**TASK TO CARRY OUT**
Set all the material down again unchanged, without the pictures.

Figure dataset records
● ● ● ● ● ● ●

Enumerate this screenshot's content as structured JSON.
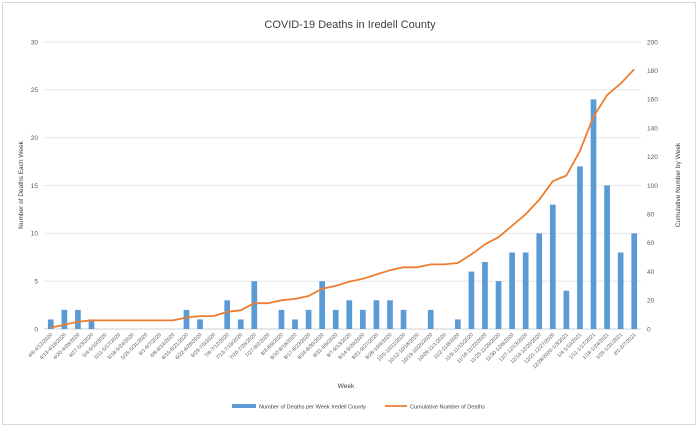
{
  "chart_data": {
    "type": "bar+line",
    "title": "COVID-19 Deaths in Iredell County",
    "xlabel": "Week",
    "ylabel_left": "Number of Deaths Each Week",
    "ylabel_right": "Cumulative Number by Week",
    "ylim_left": [
      0,
      30
    ],
    "ylim_right": [
      0,
      200
    ],
    "yticks_left": [
      0,
      5,
      10,
      15,
      20,
      25,
      30
    ],
    "yticks_right": [
      0,
      20,
      40,
      60,
      80,
      100,
      120,
      140,
      160,
      180,
      200
    ],
    "grid": "horizontal",
    "legend_position": "bottom",
    "categories": [
      "4/6-4/12/2020",
      "4/13-4/19/2020",
      "4/20-4/26/2020",
      "4/27-5/3/2020",
      "5/4-5/10/2020",
      "5/11-5/17/2020",
      "5/18-5/24/2020",
      "5/25-5/31/2020",
      "6/1-6/7/2020",
      "6/8-6/14/2020",
      "6/15-6/21/2020",
      "6/22-6/28/2020",
      "6/29-7/5/2020",
      "7/6-7/12/2020",
      "7/13-7/19/2020",
      "7/20-7/26/2020",
      "7/27-8/2/2020",
      "8/3-8/9/2020",
      "8/10-8/16/2020",
      "8/17-8/23/2020",
      "8/24-8/30/2020",
      "8/31-9/6/2020",
      "9/7-9/13/2020",
      "9/14-9/20/2020",
      "9/21-9/27/2020",
      "9/28-10/4/2020",
      "10/5-10/11/2020",
      "10/12-10/18/2020",
      "10/19-10/25/2020",
      "10/26-11/1/2020",
      "11/2-11/8/2020",
      "11/9-11/15/2020",
      "11/16-11/22/2020",
      "11/23-11/29/2020",
      "11/30-12/6/2020",
      "12/7-12/13/2020",
      "12/14-12/20/2020",
      "12/21-12/27/2020",
      "12/28/2020-1/3/2021",
      "1/4-1/10/2021",
      "1/11-1/17/2021",
      "1/18-1/24/2021",
      "1/25-1/31/2021",
      "2/1-2/7/2021"
    ],
    "xtick_labels": [
      "4/6-4/12/2020",
      "4/13-4/19/2020",
      "4/20-4/26/2020",
      "4/27-5/3/2020",
      "5/4-5/10/2020",
      "5/11-5/17/2020",
      "5/18-5/24/2020",
      "5/25-5/31/2020",
      "6/1-6/7/2020",
      "6/8-6/14/2020",
      "6/15-6/21/2020",
      "6/22-6/28/2020",
      "6/29-7/5/2020",
      "7/6-7/12/2020",
      "7/13-7/19/2020",
      "7/20-7/26/2020",
      "7/27-8/2/2020",
      "8/3-8/9/2020",
      "8/10-8/16/2020",
      "8/17-8/23/2020",
      "8/24-8/30/2020",
      "8/31-9/6/2020",
      "9/7-9/13/2020",
      "9/14-9/20/2020",
      "9/21-9/27/2020",
      "9/28-10/4/2020",
      "10/5-10/11/2020",
      "10/12-10/18/2020",
      "10/19-10/25/2020",
      "10/26-11/1/2020",
      "11/2-11/8/2020",
      "11/9-11/15/2020",
      "11/16-11/22/2020",
      "11/23-11/29/2020",
      "11/30-12/6/2020",
      "12/7-12/13/2020",
      "12/14-12/20/2020",
      "12/21-12/27/2020",
      "12/28/2020-1/3/2021",
      "1/4-1/10/2021",
      "1/11-1/17/2021",
      "1/18-1/24/2021",
      "1/25-1/31/2021",
      "2/1-2/7/2021"
    ],
    "series": [
      {
        "name": "Number of Deaths per Week Iredell County",
        "type": "bar",
        "axis": "left",
        "color": "#5b9bd5",
        "values": [
          1,
          2,
          2,
          1,
          0,
          0,
          0,
          0,
          0,
          0,
          2,
          1,
          0,
          3,
          1,
          5,
          0,
          2,
          1,
          2,
          5,
          2,
          3,
          2,
          3,
          3,
          2,
          0,
          2,
          0,
          1,
          6,
          7,
          5,
          8,
          8,
          10,
          13,
          4,
          17,
          24,
          15,
          8,
          10
        ]
      },
      {
        "name": "Cumulative Number of Deaths",
        "type": "line",
        "axis": "right",
        "color": "#ed7d31",
        "values": [
          1,
          3,
          5,
          6,
          6,
          6,
          6,
          6,
          6,
          6,
          8,
          9,
          9,
          12,
          13,
          18,
          18,
          20,
          21,
          23,
          28,
          30,
          33,
          35,
          38,
          41,
          43,
          43,
          45,
          45,
          46,
          52,
          59,
          64,
          72,
          80,
          90,
          103,
          107,
          124,
          148,
          163,
          171,
          181
        ]
      }
    ]
  }
}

● ● ● ● ● ● ●

**RESULT OF THIS TASK**
Enumerate this screenshot's content as structured JSON.
{
  "chart_data": {
    "type": "bar+line",
    "title": "COVID-19 Deaths in Iredell County",
    "xlabel": "Week",
    "ylabel_left": "Number of Deaths Each Week",
    "ylabel_right": "Cumulative Number by Week",
    "ylim_left": [
      0,
      30
    ],
    "ylim_right": [
      0,
      200
    ],
    "yticks_left": [
      0,
      5,
      10,
      15,
      20,
      25,
      30
    ],
    "yticks_right": [
      0,
      20,
      40,
      60,
      80,
      100,
      120,
      140,
      160,
      180,
      200
    ],
    "grid": "horizontal",
    "legend_position": "bottom",
    "categories": [
      "4/6-4/12/2020",
      "4/13-4/19/2020",
      "4/20-4/26/2020",
      "4/27-5/3/2020",
      "5/4-5/10/2020",
      "5/11-5/17/2020",
      "5/18-5/24/2020",
      "5/25-5/31/2020",
      "6/1-6/7/2020",
      "6/8-6/14/2020",
      "6/15-6/21/2020",
      "6/22-6/28/2020",
      "6/29-7/5/2020",
      "7/6-7/12/2020",
      "7/13-7/19/2020",
      "7/20-7/26/2020",
      "7/27-8/2/2020",
      "8/3-8/9/2020",
      "8/10-8/16/2020",
      "8/17-8/23/2020",
      "8/24-8/30/2020",
      "8/31-9/6/2020",
      "9/7-9/13/2020",
      "9/14-9/20/2020",
      "9/21-9/27/2020",
      "9/28-10/4/2020",
      "10/5-10/11/2020",
      "10/12-10/18/2020",
      "10/19-10/25/2020",
      "10/26-11/1/2020",
      "11/2-11/8/2020",
      "11/9-11/15/2020",
      "11/16-11/22/2020",
      "11/23-11/29/2020",
      "11/30-12/6/2020",
      "12/7-12/13/2020",
      "12/14-12/20/2020",
      "12/21-12/27/2020",
      "12/28/2020-1/3/2021",
      "1/4-1/10/2021",
      "1/11-1/17/2021",
      "1/18-1/24/2021",
      "1/25-1/31/2021",
      "2/1-2/7/2021"
    ],
    "xtick_labels": [
      "4/6-4/12/2020",
      "4/13-4/19/2020",
      "4/20-4/26/2020",
      "4/27-5/3/2020",
      "5/4-5/10/2020",
      "5/11-5/17/2020",
      "5/18-5/24/2020",
      "5/25-5/31/2020",
      "6/1-6/7/2020",
      "6/8-6/14/2020",
      "6/15-6/21/2020",
      "6/22-6/28/2020",
      "6/29-7/5/2020",
      "7/6-7/12/2020",
      "7/13-7/19/2020",
      "7/20-7/26/2020",
      "7/27-8/2/2020",
      "8/3-8/9/2020",
      "8/10-8/16/2020",
      "8/17-8/23/2020",
      "8/24-8/30/2020",
      "8/31-9/6/2020",
      "9/7-9/13/2020",
      "9/14-9/20/2020",
      "9/21-9/27/2020",
      "9/28-10/4/2020",
      "10/5-10/11/2020",
      "10/12-10/18/2020",
      "10/19-10/25/2020",
      "10/26-11/1/2020",
      "11/2-11/8/2020",
      "11/9-11/15/2020",
      "11/16-11/22/2020",
      "11/23-11/29/2020",
      "11/30-12/6/2020",
      "12/7-12/13/2020",
      "12/14-12/20/2020",
      "12/21-12/27/2020",
      "12/28/2020-1/3/2021",
      "1/4-1/10/2021",
      "1/11-1/17/2021",
      "1/18-1/24/2021",
      "1/25-1/31/2021",
      "2/1-2/7/2021"
    ],
    "series": [
      {
        "name": "Number of Deaths per Week Iredell County",
        "type": "bar",
        "axis": "left",
        "color": "#5b9bd5",
        "values": [
          1,
          2,
          2,
          1,
          0,
          0,
          0,
          0,
          0,
          0,
          2,
          1,
          0,
          3,
          1,
          5,
          0,
          2,
          1,
          2,
          5,
          2,
          3,
          2,
          3,
          3,
          2,
          0,
          2,
          0,
          1,
          6,
          7,
          5,
          8,
          8,
          10,
          13,
          4,
          17,
          24,
          15,
          8,
          10
        ]
      },
      {
        "name": "Cumulative Number of Deaths",
        "type": "line",
        "axis": "right",
        "color": "#ed7d31",
        "values": [
          1,
          3,
          5,
          6,
          6,
          6,
          6,
          6,
          6,
          6,
          8,
          9,
          9,
          12,
          13,
          18,
          18,
          20,
          21,
          23,
          28,
          30,
          33,
          35,
          38,
          41,
          43,
          43,
          45,
          45,
          46,
          52,
          59,
          64,
          72,
          80,
          90,
          103,
          107,
          124,
          148,
          163,
          171,
          181
        ]
      }
    ]
  }
}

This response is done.